# start of MATERIAL FOR THIS TASK

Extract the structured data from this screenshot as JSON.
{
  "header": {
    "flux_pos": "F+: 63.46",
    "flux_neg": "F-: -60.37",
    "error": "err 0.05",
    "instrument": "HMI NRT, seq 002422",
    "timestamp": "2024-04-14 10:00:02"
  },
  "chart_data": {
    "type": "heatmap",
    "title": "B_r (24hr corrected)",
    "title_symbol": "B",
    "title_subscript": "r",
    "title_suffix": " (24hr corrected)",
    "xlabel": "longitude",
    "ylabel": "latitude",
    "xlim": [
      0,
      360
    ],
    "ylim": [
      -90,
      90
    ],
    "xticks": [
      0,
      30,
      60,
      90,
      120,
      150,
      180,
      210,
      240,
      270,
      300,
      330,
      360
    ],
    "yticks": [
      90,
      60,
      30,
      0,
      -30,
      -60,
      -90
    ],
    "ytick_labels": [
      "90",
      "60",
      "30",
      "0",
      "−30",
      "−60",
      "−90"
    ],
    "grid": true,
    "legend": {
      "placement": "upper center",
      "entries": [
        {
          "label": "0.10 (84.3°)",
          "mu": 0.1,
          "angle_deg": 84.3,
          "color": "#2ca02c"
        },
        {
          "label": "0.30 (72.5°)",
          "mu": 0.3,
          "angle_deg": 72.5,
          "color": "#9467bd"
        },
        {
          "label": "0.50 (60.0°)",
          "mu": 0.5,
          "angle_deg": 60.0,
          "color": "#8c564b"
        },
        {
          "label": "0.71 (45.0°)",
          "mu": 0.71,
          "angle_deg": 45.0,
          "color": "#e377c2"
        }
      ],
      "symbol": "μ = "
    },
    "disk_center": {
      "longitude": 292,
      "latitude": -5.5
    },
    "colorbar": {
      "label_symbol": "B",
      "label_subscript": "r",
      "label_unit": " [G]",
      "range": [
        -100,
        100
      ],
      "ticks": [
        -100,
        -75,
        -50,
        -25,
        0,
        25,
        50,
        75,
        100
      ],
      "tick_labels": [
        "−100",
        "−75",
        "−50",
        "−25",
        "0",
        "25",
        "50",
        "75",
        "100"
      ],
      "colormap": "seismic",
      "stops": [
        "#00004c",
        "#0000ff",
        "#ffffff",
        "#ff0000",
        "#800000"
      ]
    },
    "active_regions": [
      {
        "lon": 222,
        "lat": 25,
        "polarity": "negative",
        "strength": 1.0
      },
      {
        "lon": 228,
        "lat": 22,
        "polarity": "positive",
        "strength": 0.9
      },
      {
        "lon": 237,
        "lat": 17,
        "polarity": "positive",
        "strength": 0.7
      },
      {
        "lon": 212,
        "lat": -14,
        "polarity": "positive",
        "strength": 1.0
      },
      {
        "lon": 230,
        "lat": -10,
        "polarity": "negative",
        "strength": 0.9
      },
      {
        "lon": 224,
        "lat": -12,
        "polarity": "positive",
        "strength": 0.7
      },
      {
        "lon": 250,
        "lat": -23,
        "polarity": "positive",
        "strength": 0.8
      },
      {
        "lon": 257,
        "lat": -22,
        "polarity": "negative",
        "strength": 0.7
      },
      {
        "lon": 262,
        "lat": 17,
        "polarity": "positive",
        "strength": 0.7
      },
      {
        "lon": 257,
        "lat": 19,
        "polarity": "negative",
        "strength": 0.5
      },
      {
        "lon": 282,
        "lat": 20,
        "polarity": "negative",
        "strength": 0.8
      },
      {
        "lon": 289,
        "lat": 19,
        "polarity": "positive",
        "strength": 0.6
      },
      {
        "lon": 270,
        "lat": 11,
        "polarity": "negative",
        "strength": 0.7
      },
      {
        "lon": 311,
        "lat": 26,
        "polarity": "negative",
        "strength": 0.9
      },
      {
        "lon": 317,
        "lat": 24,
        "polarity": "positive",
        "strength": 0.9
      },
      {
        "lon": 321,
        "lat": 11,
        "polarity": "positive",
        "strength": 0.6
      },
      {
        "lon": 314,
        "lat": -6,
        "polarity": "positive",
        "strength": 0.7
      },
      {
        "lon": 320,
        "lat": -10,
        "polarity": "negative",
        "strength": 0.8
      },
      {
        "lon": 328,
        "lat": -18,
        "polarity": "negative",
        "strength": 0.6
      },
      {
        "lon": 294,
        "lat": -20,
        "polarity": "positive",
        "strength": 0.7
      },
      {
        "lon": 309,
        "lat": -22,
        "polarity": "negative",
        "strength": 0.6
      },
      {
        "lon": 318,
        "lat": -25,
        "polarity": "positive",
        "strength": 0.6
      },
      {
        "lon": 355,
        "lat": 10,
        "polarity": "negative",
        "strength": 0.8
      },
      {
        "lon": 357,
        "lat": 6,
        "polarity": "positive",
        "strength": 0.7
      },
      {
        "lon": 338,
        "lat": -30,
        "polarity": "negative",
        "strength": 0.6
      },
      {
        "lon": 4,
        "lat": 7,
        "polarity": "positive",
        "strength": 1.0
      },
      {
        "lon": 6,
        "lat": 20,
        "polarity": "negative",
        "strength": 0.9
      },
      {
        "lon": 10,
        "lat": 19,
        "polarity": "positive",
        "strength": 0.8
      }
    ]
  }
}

# end of MATERIAL FOR THIS TASK

Reproduce the listing in full. Keep it exactly as written.

Extract the structured data from this screenshot as JSON.
{
  "header": {
    "flux_pos": "F+: 63.46",
    "flux_neg": "F-: -60.37",
    "error": "err 0.05",
    "instrument": "HMI NRT, seq 002422",
    "timestamp": "2024-04-14 10:00:02"
  },
  "chart_data": {
    "type": "heatmap",
    "title": "B_r (24hr corrected)",
    "title_symbol": "B",
    "title_subscript": "r",
    "title_suffix": " (24hr corrected)",
    "xlabel": "longitude",
    "ylabel": "latitude",
    "xlim": [
      0,
      360
    ],
    "ylim": [
      -90,
      90
    ],
    "xticks": [
      0,
      30,
      60,
      90,
      120,
      150,
      180,
      210,
      240,
      270,
      300,
      330,
      360
    ],
    "yticks": [
      90,
      60,
      30,
      0,
      -30,
      -60,
      -90
    ],
    "ytick_labels": [
      "90",
      "60",
      "30",
      "0",
      "−30",
      "−60",
      "−90"
    ],
    "grid": true,
    "legend": {
      "placement": "upper center",
      "entries": [
        {
          "label": "0.10 (84.3°)",
          "mu": 0.1,
          "angle_deg": 84.3,
          "color": "#2ca02c"
        },
        {
          "label": "0.30 (72.5°)",
          "mu": 0.3,
          "angle_deg": 72.5,
          "color": "#9467bd"
        },
        {
          "label": "0.50 (60.0°)",
          "mu": 0.5,
          "angle_deg": 60.0,
          "color": "#8c564b"
        },
        {
          "label": "0.71 (45.0°)",
          "mu": 0.71,
          "angle_deg": 45.0,
          "color": "#e377c2"
        }
      ],
      "symbol": "μ = "
    },
    "disk_center": {
      "longitude": 292,
      "latitude": -5.5
    },
    "colorbar": {
      "label_symbol": "B",
      "label_subscript": "r",
      "label_unit": " [G]",
      "range": [
        -100,
        100
      ],
      "ticks": [
        -100,
        -75,
        -50,
        -25,
        0,
        25,
        50,
        75,
        100
      ],
      "tick_labels": [
        "−100",
        "−75",
        "−50",
        "−25",
        "0",
        "25",
        "50",
        "75",
        "100"
      ],
      "colormap": "seismic",
      "stops": [
        "#00004c",
        "#0000ff",
        "#ffffff",
        "#ff0000",
        "#800000"
      ]
    },
    "active_regions": [
      {
        "lon": 222,
        "lat": 25,
        "polarity": "negative",
        "strength": 1.0
      },
      {
        "lon": 228,
        "lat": 22,
        "polarity": "positive",
        "strength": 0.9
      },
      {
        "lon": 237,
        "lat": 17,
        "polarity": "positive",
        "strength": 0.7
      },
      {
        "lon": 212,
        "lat": -14,
        "polarity": "positive",
        "strength": 1.0
      },
      {
        "lon": 230,
        "lat": -10,
        "polarity": "negative",
        "strength": 0.9
      },
      {
        "lon": 224,
        "lat": -12,
        "polarity": "positive",
        "strength": 0.7
      },
      {
        "lon": 250,
        "lat": -23,
        "polarity": "positive",
        "strength": 0.8
      },
      {
        "lon": 257,
        "lat": -22,
        "polarity": "negative",
        "strength": 0.7
      },
      {
        "lon": 262,
        "lat": 17,
        "polarity": "positive",
        "strength": 0.7
      },
      {
        "lon": 257,
        "lat": 19,
        "polarity": "negative",
        "strength": 0.5
      },
      {
        "lon": 282,
        "lat": 20,
        "polarity": "negative",
        "strength": 0.8
      },
      {
        "lon": 289,
        "lat": 19,
        "polarity": "positive",
        "strength": 0.6
      },
      {
        "lon": 270,
        "lat": 11,
        "polarity": "negative",
        "strength": 0.7
      },
      {
        "lon": 311,
        "lat": 26,
        "polarity": "negative",
        "strength": 0.9
      },
      {
        "lon": 317,
        "lat": 24,
        "polarity": "positive",
        "strength": 0.9
      },
      {
        "lon": 321,
        "lat": 11,
        "polarity": "positive",
        "strength": 0.6
      },
      {
        "lon": 314,
        "lat": -6,
        "polarity": "positive",
        "strength": 0.7
      },
      {
        "lon": 320,
        "lat": -10,
        "polarity": "negative",
        "strength": 0.8
      },
      {
        "lon": 328,
        "lat": -18,
        "polarity": "negative",
        "strength": 0.6
      },
      {
        "lon": 294,
        "lat": -20,
        "polarity": "positive",
        "strength": 0.7
      },
      {
        "lon": 309,
        "lat": -22,
        "polarity": "negative",
        "strength": 0.6
      },
      {
        "lon": 318,
        "lat": -25,
        "polarity": "positive",
        "strength": 0.6
      },
      {
        "lon": 355,
        "lat": 10,
        "polarity": "negative",
        "strength": 0.8
      },
      {
        "lon": 357,
        "lat": 6,
        "polarity": "positive",
        "strength": 0.7
      },
      {
        "lon": 338,
        "lat": -30,
        "polarity": "negative",
        "strength": 0.6
      },
      {
        "lon": 4,
        "lat": 7,
        "polarity": "positive",
        "strength": 1.0
      },
      {
        "lon": 6,
        "lat": 20,
        "polarity": "negative",
        "strength": 0.9
      },
      {
        "lon": 10,
        "lat": 19,
        "polarity": "positive",
        "strength": 0.8
      }
    ]
  }
}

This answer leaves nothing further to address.